### Exercise description
Only lines holding the word "estar" are wanted from the records; copy all of them.

(Stored data entries)
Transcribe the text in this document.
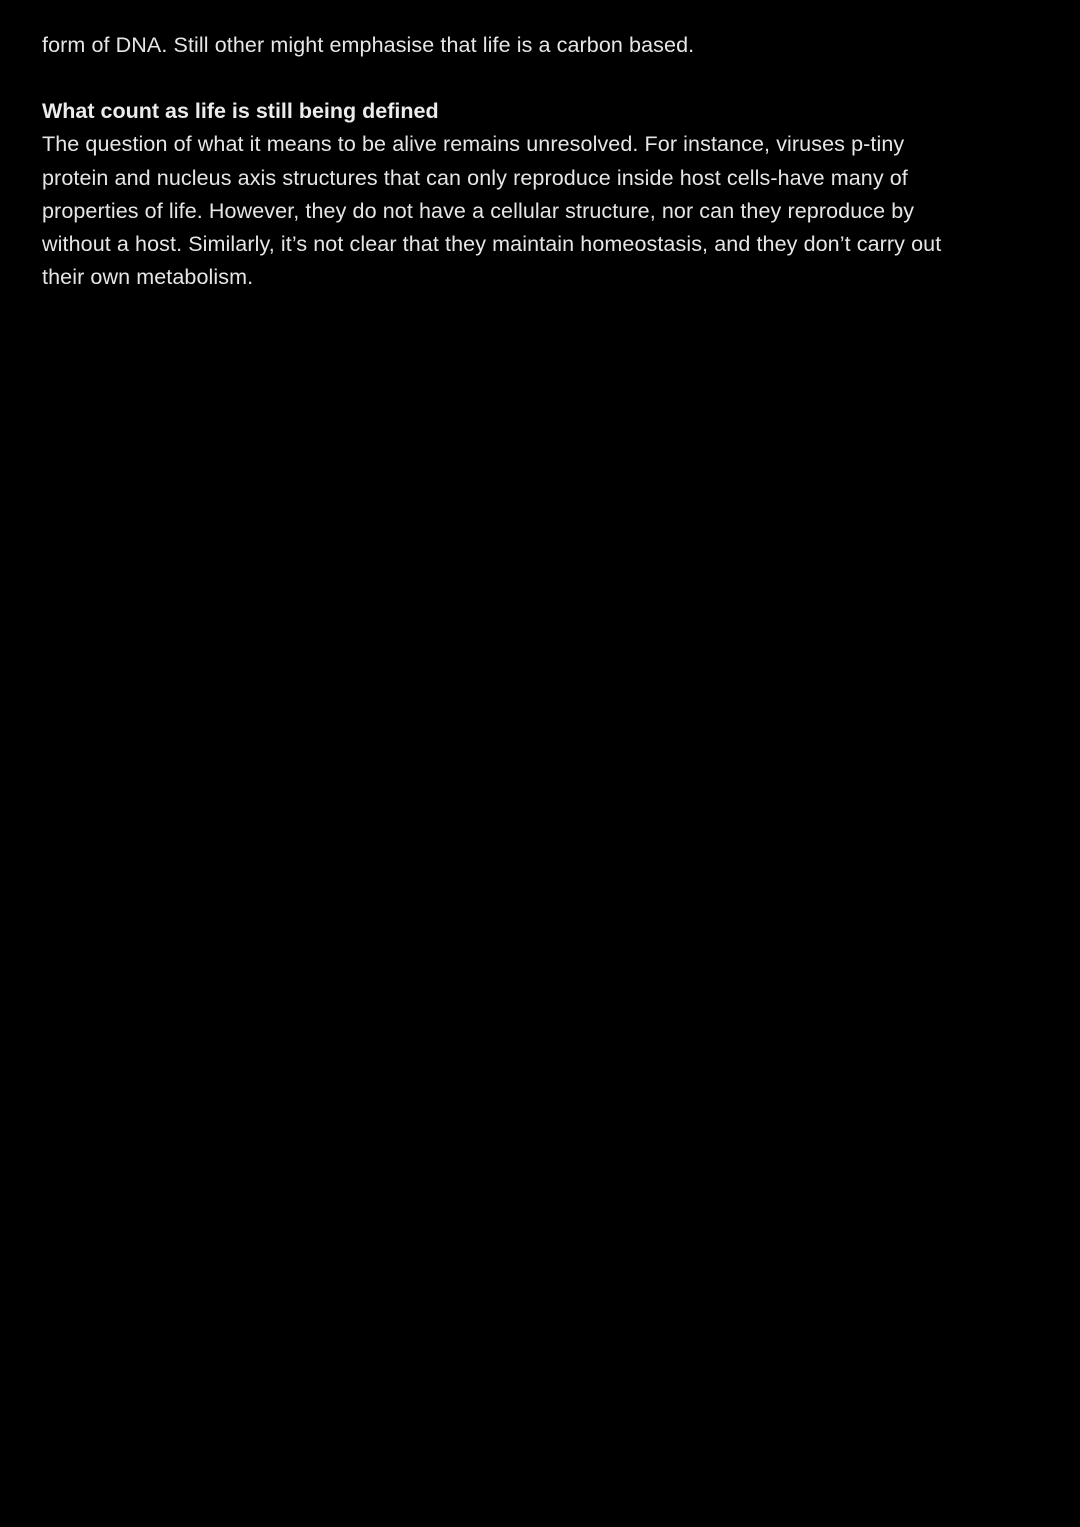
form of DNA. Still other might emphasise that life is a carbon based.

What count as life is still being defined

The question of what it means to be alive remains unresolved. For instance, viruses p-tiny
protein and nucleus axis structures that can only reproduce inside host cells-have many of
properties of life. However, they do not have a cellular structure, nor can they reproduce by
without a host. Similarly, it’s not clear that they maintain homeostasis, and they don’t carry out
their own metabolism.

* * *

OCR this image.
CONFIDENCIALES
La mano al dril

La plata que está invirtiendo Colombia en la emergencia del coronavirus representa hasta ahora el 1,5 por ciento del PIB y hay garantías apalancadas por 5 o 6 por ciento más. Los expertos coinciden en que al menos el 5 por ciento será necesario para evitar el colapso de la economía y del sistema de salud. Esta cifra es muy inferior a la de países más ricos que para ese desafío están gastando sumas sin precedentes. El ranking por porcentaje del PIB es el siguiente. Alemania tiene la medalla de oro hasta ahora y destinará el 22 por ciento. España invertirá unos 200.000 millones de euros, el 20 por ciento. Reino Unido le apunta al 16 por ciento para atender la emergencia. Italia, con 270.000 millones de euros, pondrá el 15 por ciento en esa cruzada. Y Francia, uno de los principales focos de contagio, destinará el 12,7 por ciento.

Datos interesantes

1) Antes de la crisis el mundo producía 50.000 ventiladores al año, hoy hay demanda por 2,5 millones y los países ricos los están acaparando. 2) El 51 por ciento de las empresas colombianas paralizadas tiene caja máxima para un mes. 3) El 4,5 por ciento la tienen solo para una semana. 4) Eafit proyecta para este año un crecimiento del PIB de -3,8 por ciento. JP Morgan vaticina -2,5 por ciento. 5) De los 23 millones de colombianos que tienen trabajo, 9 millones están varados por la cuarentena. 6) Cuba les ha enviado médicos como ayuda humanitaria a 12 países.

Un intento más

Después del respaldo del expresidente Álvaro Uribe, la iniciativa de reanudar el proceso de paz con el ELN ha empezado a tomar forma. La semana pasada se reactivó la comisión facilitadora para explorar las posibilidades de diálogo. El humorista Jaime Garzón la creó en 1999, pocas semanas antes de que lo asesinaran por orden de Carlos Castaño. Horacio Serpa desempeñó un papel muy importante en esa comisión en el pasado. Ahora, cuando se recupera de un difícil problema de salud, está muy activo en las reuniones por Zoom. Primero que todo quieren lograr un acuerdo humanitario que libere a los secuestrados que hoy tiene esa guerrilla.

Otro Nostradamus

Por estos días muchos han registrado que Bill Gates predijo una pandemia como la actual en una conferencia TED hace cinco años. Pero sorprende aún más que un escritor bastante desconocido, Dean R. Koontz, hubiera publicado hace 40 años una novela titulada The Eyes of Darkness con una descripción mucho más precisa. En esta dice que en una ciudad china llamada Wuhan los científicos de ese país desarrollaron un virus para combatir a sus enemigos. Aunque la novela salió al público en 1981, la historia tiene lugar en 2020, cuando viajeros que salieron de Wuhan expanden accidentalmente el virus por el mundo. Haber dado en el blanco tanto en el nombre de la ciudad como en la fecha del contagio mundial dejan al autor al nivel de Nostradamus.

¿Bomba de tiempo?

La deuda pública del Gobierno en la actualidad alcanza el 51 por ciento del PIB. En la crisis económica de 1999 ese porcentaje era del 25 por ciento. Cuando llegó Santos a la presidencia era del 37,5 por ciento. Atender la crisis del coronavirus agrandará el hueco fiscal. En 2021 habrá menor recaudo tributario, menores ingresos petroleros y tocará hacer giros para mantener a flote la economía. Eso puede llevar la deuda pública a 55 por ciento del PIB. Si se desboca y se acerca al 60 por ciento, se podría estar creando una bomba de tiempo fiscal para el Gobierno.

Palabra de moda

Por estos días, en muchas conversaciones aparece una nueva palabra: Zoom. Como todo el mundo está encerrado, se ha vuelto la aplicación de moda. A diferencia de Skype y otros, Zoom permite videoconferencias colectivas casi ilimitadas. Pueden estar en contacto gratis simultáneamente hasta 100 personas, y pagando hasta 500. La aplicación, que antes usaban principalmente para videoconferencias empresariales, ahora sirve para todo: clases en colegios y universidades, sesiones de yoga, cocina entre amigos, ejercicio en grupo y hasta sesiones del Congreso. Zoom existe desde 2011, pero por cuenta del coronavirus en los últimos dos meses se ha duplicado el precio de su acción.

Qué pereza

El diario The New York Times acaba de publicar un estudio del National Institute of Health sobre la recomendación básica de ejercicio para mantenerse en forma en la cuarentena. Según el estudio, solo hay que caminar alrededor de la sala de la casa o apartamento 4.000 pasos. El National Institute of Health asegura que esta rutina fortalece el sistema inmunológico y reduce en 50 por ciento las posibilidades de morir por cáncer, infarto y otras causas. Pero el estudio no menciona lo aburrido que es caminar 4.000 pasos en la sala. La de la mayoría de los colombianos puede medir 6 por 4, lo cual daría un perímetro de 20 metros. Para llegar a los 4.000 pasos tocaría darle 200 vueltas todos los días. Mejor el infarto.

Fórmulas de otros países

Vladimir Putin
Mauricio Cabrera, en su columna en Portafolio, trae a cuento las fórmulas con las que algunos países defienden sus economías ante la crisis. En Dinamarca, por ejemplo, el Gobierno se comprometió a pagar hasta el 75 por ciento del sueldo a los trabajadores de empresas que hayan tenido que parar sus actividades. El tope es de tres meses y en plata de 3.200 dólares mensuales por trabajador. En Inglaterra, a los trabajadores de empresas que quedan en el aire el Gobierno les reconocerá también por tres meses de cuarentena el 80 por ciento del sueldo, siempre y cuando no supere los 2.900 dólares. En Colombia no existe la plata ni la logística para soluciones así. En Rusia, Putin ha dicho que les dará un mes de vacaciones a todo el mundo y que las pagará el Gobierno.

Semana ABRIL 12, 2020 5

==

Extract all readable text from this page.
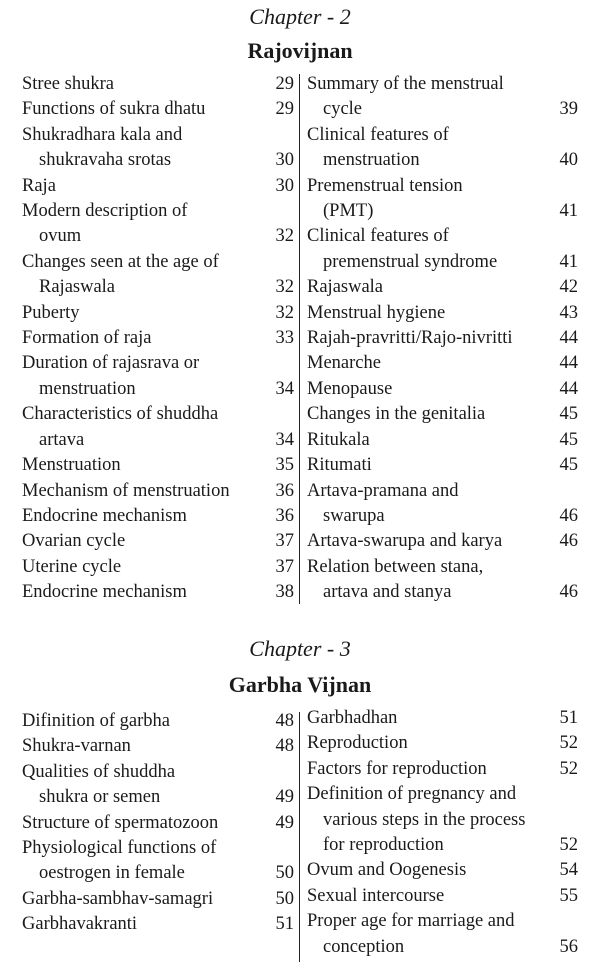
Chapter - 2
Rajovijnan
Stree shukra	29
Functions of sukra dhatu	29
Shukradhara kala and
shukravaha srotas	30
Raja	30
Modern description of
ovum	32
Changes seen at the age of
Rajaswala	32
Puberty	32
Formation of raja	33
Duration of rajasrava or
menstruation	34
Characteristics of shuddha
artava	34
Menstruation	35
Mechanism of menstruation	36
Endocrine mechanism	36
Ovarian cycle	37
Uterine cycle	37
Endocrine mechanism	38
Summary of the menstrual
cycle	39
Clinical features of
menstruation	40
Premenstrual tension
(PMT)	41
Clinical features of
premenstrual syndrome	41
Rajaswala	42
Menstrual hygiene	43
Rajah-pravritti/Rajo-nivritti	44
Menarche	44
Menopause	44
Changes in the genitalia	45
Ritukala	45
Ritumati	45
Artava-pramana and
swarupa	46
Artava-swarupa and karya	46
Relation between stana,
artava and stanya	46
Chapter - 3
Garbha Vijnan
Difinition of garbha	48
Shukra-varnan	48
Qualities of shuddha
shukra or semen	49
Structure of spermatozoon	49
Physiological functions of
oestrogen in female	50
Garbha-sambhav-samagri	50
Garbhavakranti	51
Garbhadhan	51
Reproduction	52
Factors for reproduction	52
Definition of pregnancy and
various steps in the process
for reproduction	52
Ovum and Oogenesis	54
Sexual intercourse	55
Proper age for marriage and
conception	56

### Completed task
La deuda pública del Gobierno en la actualidad alcanza el 51 por ciento del PIB. En la crisis económica de 1999 ese porcentaje era del 25 por ciento. Cuando llegó Santos a la presidencia era del 37,5 por ciento. Atender la crisis del coronavirus agrandará el hueco fiscal. En 2021 habrá menor recaudo tributario, menores ingresos petroleros y tocará hacer giros para mantener a flote la economía. Eso puede llevar la deuda pública a 55 por ciento del PIB. Si se desboca y se acerca al 60 por ciento, se podría estar creando una bomba de tiempo fiscal para el Gobierno.
Por estos días, en muchas conversaciones aparece una nueva palabra: Zoom. Como todo el mundo está encerrado, se ha vuelto la aplicación de moda. A diferencia de Skype y otros, Zoom permite videoconferencias colectivas casi ilimitadas. Pueden estar en contacto gratis simultáneamente hasta 100 personas, y pagando hasta 500. La aplicación, que antes usaban principalmente para videoconferencias empresariales, ahora sirve para todo: clases en colegios y universidades, sesiones de yoga, cocina entre amigos, ejercicio en grupo y hasta sesiones del Congreso. Zoom existe desde 2011, pero por cuenta del coronavirus en los últimos dos meses se ha duplicado el precio de su acción.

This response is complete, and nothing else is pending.